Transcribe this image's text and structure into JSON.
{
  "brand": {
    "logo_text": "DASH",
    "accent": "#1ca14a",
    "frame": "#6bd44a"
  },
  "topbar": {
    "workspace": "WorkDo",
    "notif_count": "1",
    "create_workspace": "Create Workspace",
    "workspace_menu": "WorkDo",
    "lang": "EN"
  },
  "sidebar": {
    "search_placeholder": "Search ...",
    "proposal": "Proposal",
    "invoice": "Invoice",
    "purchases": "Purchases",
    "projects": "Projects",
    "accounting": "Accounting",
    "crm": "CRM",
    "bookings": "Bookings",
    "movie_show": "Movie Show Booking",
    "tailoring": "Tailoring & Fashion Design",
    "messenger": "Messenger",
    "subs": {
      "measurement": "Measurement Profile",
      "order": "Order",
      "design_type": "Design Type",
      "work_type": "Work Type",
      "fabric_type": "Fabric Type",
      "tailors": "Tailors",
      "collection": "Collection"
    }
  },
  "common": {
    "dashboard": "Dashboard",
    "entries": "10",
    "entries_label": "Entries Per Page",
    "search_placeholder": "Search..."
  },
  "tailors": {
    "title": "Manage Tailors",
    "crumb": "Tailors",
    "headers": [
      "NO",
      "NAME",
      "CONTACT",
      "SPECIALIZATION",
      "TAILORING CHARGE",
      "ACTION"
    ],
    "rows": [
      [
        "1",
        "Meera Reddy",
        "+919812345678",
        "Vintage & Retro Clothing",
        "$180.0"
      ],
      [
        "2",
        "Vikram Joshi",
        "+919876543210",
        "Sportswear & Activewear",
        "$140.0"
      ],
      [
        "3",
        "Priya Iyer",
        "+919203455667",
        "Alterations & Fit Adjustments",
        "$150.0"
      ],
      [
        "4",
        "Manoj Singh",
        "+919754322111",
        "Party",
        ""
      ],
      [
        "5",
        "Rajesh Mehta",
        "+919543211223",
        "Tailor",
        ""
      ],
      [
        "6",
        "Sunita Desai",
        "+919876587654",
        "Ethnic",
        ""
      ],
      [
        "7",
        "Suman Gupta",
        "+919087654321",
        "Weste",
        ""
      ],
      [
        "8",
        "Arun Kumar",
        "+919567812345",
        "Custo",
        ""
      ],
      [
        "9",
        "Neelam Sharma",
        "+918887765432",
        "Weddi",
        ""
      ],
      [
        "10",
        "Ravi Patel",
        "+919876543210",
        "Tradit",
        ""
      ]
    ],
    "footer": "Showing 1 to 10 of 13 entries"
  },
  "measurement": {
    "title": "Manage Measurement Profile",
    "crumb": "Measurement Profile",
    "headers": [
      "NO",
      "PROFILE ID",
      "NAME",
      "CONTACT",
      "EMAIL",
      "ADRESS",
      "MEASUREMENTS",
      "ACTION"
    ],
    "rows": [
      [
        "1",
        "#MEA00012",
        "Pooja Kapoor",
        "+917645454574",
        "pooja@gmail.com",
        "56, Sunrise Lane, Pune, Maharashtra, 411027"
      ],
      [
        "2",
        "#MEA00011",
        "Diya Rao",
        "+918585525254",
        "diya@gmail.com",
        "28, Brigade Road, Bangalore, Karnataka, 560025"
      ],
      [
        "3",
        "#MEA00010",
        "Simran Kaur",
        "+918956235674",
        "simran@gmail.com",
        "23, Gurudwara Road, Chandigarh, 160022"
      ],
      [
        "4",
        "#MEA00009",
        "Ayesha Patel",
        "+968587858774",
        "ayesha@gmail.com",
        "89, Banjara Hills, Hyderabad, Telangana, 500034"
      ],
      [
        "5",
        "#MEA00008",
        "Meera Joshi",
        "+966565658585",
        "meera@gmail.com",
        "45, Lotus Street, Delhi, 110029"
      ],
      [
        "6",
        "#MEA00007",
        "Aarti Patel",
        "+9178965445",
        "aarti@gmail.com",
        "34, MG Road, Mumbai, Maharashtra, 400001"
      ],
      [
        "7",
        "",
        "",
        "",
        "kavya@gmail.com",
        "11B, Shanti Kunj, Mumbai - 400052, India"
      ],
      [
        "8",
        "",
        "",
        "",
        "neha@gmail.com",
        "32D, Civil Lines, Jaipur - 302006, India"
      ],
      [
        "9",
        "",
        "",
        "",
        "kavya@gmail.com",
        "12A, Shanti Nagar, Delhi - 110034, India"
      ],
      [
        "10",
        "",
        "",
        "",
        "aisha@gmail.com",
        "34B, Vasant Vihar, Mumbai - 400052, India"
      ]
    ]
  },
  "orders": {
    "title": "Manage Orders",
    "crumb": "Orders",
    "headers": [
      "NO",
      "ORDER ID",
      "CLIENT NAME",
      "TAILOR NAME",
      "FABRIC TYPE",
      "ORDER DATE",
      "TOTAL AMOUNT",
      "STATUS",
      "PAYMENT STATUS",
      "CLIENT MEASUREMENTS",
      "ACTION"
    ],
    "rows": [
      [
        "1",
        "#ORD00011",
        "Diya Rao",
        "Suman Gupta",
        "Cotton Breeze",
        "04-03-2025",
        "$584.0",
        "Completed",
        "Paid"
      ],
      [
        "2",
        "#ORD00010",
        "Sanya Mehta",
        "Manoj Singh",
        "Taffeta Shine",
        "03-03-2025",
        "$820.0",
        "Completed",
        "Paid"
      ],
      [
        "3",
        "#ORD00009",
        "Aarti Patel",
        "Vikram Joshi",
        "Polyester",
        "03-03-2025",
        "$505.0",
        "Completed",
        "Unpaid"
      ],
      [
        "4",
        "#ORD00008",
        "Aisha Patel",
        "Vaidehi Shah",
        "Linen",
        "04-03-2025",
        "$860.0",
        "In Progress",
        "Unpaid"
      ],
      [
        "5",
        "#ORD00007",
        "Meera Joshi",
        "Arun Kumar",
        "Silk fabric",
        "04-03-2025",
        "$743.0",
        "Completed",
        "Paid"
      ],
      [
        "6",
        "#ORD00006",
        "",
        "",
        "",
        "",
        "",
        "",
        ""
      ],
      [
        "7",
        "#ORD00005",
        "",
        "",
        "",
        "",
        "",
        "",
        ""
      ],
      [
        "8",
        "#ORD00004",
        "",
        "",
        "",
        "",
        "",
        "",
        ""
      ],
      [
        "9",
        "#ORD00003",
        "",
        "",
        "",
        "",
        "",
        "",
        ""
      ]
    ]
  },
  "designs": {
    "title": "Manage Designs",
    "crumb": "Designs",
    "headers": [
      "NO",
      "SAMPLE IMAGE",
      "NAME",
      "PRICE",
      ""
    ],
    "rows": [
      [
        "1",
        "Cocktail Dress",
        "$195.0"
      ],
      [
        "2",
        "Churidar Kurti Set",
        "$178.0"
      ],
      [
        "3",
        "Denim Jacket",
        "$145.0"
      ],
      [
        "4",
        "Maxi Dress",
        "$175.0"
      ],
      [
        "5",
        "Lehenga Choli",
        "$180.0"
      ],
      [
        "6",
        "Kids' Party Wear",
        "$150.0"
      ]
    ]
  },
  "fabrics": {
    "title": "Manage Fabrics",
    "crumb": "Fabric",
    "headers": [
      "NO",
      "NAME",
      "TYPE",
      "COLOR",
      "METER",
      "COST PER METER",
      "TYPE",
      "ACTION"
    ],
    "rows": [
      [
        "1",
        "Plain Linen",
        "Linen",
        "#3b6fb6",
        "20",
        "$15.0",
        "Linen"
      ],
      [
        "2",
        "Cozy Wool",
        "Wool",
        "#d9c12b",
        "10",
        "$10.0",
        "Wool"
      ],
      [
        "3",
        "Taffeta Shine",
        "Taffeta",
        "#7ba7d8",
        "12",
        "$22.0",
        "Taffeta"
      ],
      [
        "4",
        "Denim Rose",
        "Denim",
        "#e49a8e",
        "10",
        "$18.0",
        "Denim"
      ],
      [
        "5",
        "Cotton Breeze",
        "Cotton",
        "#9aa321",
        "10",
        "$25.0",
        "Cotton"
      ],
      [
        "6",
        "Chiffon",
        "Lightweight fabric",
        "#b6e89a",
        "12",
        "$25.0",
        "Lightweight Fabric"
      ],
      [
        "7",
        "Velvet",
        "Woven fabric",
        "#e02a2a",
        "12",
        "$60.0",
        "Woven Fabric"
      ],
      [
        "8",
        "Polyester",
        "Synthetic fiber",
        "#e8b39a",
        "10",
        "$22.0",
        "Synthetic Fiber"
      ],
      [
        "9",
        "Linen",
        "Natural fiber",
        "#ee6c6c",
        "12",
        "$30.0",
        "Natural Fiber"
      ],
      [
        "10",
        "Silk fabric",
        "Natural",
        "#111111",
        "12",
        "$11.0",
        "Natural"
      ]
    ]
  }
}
= = = = =
Request: Tally the lines of the listing above that include the word "gmail". Answer with the number alone.

Solution to this problem: 10